— START Records for this task —

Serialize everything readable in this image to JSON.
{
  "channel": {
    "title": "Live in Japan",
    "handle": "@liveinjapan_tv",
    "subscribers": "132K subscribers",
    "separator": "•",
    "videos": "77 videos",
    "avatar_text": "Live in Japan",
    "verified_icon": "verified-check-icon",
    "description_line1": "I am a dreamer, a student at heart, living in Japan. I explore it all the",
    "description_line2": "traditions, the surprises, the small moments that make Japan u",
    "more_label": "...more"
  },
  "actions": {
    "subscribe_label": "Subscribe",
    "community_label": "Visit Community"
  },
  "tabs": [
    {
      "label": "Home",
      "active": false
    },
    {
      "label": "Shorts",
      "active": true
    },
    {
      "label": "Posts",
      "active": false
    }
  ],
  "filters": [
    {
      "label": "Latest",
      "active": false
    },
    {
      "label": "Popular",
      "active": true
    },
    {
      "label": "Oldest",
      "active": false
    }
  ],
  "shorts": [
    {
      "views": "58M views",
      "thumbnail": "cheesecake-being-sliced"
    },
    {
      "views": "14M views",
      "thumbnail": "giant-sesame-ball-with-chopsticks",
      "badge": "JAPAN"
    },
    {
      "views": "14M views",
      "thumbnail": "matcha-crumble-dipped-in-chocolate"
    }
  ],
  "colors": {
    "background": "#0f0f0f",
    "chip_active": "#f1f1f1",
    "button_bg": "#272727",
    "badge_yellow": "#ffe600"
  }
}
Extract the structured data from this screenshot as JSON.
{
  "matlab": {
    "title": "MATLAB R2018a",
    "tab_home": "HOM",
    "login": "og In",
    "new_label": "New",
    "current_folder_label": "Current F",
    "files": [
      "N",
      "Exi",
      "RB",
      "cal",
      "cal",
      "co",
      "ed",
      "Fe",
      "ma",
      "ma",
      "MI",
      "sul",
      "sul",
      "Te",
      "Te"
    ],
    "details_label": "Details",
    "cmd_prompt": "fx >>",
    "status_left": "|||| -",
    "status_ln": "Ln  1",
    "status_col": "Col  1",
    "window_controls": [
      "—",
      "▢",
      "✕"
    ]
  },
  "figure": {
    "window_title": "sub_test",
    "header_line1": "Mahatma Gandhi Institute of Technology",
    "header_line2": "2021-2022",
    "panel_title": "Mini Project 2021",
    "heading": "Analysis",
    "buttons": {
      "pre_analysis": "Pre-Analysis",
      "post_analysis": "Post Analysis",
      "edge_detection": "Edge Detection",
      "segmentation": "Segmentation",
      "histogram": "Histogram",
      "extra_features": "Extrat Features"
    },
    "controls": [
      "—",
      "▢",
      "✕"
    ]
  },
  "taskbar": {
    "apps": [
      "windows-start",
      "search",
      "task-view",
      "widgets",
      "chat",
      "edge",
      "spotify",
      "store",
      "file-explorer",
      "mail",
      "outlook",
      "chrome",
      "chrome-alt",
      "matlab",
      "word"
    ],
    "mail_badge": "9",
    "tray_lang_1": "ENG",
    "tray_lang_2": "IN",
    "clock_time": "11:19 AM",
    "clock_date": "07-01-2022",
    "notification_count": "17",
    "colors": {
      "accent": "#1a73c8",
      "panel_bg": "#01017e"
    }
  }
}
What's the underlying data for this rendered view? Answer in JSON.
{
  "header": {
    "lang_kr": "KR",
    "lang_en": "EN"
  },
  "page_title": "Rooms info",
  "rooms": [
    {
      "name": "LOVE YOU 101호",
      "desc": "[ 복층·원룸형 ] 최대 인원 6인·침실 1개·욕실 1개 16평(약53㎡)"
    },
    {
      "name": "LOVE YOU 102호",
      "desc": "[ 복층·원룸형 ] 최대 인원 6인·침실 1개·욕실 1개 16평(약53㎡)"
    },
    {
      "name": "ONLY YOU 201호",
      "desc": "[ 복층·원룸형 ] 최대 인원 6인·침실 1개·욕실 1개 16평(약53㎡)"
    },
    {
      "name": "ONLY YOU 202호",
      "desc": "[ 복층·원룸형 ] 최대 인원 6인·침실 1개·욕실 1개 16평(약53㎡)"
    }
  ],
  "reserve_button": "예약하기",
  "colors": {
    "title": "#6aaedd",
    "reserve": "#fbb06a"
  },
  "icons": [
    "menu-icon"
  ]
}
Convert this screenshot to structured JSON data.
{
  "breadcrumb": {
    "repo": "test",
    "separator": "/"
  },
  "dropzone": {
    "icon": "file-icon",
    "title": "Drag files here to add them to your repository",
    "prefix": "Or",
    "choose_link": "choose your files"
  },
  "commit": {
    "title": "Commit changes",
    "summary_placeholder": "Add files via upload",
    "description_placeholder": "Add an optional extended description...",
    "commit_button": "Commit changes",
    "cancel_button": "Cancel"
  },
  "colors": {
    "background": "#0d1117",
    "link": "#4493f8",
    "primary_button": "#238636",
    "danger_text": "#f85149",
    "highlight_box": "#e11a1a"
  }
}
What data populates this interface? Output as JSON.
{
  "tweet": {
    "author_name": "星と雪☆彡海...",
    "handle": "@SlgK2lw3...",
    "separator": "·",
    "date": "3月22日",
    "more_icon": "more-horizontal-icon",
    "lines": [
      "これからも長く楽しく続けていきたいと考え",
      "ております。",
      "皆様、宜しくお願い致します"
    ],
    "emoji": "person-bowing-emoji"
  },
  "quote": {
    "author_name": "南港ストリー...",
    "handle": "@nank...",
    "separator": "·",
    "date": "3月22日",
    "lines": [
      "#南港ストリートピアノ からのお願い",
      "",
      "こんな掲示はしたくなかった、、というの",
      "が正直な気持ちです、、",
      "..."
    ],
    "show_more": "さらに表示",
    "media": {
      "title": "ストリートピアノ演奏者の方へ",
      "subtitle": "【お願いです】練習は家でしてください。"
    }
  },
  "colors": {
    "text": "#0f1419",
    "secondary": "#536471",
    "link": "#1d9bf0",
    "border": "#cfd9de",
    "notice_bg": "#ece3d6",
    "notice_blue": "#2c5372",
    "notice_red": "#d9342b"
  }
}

— END Records for this task —

> _To be done_
Work out the number of lines above that include the string "What" and write only that number.

> _Exercise output_
2